• [Source passage]:
○ ○ ○ ○ ○ ○ ○

# Data Science Fundamentals 5

Basic introduction on how to perform typical machine learning tasks with Python.

Prepared by Mykhailo Vladymyrov & Aris Marcolongo,
Science IT Support, University Of Bern, 2021

This work is licensed under <a href="https://creativecommons.org/share-your-work/public-domain/cc0/">CC0</a>.

# Part 3.

In [None]:
from sklearn.datasets import make_blobs
from sklearn.model_selection import train_test_split
from sklearn import metrics
from sklearn.mixture import GaussianMixture

from sklearn.cluster import KMeans
from sklearn.metrics import silhouette_score

from matplotlib import  pyplot as plt
import numpy as np
import pandas as pd
from imageio import imread
from time import time as timer
import os
import tarfile

import tensorflow as tf

%matplotlib inline
from matplotlib import animation
from IPython.display import HTML

import umap
from scipy.stats import entropy

In [None]:
if not os.path.exists('data'):
    path = os.path.abspath('.')+'/colab_material.tgz'
    tf.keras.utils.get_file(path, 'https://github.com/neworldemancer/DSF5/raw/master/colab_material.tgz')
    tar = tarfile.open(path, "r:gz")
    tar.extractall()
    tar.close()

In [None]:
from utils.routines import *

# 1. Clustering

## 1. K-Means

### Theory overview.

**Objective:** 

Clustering techniques divide the set of data into group of atoms having common features. Each data point $p$ gets assigned a label $l_p \in \{1,..,K\}$. In this presentation the data points are supposed to have $D$ features, i.e. each data point belongs to $\mathbf{R}^D$.

○ ○ ○ ○ ○ ○ ○

• [Data entries]:

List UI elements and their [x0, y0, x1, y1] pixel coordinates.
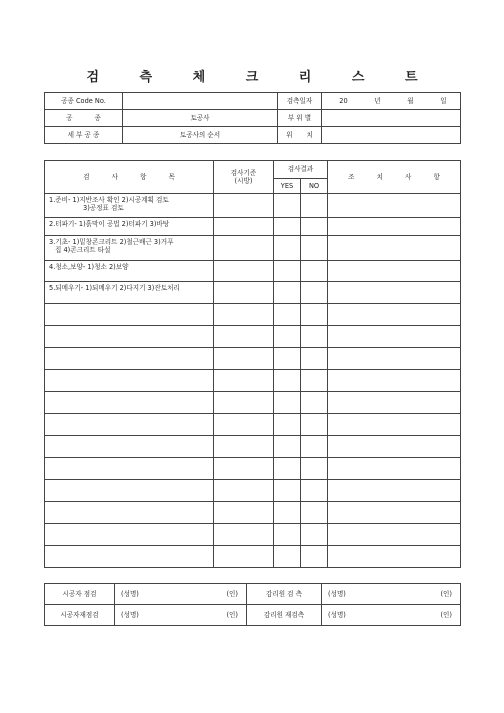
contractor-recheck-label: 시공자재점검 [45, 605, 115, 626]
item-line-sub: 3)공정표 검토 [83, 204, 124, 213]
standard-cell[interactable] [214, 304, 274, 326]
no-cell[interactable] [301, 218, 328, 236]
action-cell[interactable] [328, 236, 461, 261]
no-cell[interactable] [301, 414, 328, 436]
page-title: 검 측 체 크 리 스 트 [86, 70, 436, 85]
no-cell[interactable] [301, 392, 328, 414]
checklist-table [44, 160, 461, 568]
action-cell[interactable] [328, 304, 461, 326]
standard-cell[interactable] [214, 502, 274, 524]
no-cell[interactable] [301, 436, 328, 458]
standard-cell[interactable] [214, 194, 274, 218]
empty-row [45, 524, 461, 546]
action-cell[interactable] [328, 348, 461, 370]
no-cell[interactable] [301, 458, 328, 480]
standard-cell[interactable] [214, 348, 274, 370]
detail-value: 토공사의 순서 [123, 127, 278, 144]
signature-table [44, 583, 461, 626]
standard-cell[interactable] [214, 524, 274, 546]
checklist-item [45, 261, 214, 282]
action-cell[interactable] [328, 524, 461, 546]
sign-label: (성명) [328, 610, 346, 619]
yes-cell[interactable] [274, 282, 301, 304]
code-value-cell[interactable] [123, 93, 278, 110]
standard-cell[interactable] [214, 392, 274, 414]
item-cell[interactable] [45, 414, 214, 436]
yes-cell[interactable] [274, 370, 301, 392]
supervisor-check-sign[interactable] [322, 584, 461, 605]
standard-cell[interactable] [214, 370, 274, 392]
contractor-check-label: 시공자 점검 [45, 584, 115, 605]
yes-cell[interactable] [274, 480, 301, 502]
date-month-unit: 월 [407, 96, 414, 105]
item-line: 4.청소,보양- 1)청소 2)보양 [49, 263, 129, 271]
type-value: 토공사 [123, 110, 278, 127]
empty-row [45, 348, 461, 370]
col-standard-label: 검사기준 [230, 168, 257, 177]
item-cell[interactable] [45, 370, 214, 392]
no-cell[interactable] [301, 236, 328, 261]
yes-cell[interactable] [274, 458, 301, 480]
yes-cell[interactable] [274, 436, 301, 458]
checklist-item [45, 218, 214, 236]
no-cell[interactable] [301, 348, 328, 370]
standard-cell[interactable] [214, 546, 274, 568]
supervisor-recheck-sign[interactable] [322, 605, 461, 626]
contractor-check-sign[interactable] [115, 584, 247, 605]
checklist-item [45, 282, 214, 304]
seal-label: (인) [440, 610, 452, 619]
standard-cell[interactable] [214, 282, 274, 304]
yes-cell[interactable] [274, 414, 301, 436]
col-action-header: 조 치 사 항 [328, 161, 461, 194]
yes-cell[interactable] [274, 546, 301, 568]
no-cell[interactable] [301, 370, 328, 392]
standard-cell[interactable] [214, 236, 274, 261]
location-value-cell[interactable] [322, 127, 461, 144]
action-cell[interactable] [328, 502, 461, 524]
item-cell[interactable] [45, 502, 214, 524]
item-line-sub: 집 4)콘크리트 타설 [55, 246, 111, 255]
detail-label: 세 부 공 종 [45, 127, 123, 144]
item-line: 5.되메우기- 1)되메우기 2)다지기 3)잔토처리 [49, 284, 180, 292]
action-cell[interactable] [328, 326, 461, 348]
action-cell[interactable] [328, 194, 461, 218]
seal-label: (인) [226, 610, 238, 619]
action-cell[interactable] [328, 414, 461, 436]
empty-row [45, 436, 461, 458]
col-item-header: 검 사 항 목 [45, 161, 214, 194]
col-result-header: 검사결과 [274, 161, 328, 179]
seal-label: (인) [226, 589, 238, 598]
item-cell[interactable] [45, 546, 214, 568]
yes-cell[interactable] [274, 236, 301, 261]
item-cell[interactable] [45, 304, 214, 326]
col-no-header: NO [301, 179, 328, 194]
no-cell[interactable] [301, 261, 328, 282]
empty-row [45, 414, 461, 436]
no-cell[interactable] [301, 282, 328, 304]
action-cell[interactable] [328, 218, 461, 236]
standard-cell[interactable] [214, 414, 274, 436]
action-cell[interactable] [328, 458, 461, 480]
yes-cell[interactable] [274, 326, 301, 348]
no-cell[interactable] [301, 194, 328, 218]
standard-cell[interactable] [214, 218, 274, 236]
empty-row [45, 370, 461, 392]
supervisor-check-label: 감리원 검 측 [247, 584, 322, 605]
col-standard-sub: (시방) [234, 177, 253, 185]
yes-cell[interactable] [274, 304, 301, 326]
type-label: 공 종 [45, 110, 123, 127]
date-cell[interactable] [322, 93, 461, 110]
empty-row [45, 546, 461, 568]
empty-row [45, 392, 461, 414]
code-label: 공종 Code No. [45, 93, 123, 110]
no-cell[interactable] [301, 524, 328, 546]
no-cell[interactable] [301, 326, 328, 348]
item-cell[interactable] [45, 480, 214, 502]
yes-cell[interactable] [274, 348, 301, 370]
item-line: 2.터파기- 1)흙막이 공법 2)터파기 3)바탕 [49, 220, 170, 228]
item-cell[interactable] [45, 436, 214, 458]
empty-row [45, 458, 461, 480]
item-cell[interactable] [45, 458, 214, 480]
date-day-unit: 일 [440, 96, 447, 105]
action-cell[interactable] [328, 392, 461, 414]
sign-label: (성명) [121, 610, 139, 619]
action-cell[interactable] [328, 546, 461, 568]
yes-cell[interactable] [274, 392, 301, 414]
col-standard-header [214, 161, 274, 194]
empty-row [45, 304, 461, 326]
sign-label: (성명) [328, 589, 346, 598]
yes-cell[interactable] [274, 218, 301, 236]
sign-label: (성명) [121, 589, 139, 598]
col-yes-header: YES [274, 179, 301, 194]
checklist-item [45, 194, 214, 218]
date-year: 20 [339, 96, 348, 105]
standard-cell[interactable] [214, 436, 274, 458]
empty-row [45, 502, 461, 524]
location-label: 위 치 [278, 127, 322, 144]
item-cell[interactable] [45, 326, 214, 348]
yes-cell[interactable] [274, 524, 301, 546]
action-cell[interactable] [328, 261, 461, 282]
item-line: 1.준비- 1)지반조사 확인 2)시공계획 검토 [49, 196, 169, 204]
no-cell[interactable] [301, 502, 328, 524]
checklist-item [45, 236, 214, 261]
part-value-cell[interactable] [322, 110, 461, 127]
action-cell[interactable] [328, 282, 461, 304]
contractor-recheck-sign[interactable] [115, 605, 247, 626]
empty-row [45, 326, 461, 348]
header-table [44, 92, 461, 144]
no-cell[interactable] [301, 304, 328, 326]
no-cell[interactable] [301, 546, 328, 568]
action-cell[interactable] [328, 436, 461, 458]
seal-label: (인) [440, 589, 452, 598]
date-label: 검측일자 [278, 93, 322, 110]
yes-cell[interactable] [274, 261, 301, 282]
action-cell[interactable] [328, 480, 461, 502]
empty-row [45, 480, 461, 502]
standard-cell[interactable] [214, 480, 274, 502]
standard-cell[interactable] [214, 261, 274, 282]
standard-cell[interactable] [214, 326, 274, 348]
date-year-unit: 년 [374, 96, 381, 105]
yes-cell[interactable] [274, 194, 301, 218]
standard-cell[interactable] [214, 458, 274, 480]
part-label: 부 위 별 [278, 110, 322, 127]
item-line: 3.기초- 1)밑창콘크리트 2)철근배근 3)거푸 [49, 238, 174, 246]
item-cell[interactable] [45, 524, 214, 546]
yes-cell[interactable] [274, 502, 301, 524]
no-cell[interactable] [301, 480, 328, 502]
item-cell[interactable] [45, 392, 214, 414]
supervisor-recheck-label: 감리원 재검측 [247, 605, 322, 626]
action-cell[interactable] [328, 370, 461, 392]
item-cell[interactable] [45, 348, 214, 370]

○ ○ ○ ○ ○ ○ ○

• [Task set]:
A. From the clustering notebook, print the passage that begins with the words "import umap" and stops after the words "tar.close()".
B. Under which license does the clustering notebook state that the work is released?
C. Pick up the clustering notebook after its last sentence and continue it.

• [Results by task]:
A.
import umap
from scipy.stats import entropy

In [None]:
if not os.path.exists('data'):
    path = os.path.abspath('.')+'/colab_material.tgz'
    tf.keras.utils.get_file(path, 'https://github.com/neworldemancer/DSF5/raw/master/colab_material.tgz')
    tar = tarfile.open(path, "r:gz")
    tar.extractall()
    tar.close()

B. CC0

C.
**Domains:** 

- `Cluster centers`. Each cluster center belongs to $\mathbf{R}^D$. It belongs therefore to the same input space of the datacloud. All combined the cluster centers belong to $\mathbf{R}^{D \times N_{clust}}$ and can be saved in a matrix of dimension $D \times N_{clust}$


- `Label assignement`. Each point must be assigned to a label. Given an ordering of the points, a cluster 
assignement can be represented therefore by a sequence $\{l_1,...,l_{N_{points}}\}$. Formally a label assigenemt belongs to $\{0,...,N_{clust}-1\}^{N_{points}}.$


**Methods:** 
- We call $P_k$ the subset of the data set which gets assigned to class $k \in \{0,...,N_{clust}-1\}$ .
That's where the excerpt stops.